--- START Extracted material ---

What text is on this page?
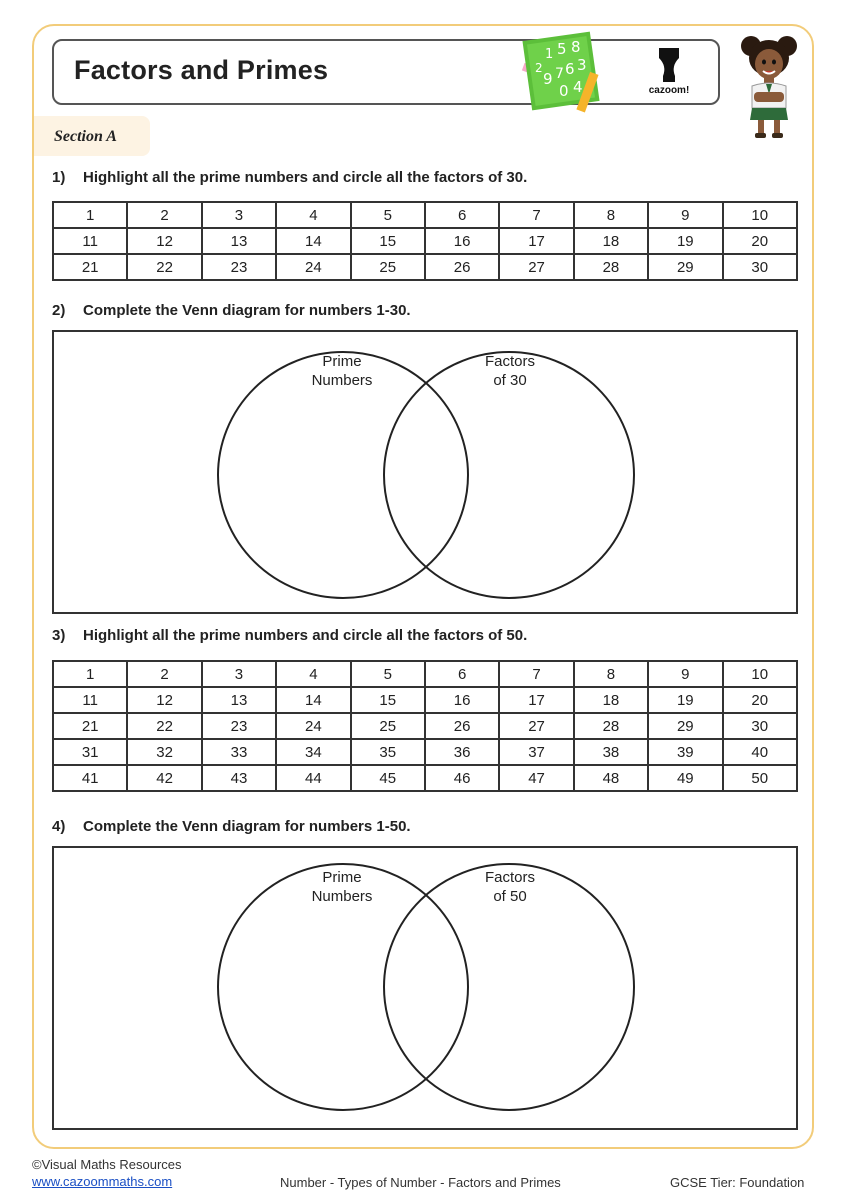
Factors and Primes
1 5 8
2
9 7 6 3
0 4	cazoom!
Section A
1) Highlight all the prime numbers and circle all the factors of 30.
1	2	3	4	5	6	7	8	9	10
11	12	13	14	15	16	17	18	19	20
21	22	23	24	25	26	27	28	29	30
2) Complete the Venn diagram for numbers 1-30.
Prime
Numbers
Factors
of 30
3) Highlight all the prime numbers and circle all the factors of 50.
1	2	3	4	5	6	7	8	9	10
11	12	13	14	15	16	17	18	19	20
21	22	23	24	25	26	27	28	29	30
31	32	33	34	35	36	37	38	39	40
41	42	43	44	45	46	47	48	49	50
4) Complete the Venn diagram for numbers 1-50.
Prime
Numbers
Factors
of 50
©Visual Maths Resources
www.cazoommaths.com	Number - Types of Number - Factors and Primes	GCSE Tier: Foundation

--- END Extracted material ---

## What is needed
Find the word "Primes" in the material, then list each line that holds it.

## Complete response
Factors and Primes
www.cazoommaths.com	Number - Types of Number - Factors and Primes	GCSE Tier: Foundation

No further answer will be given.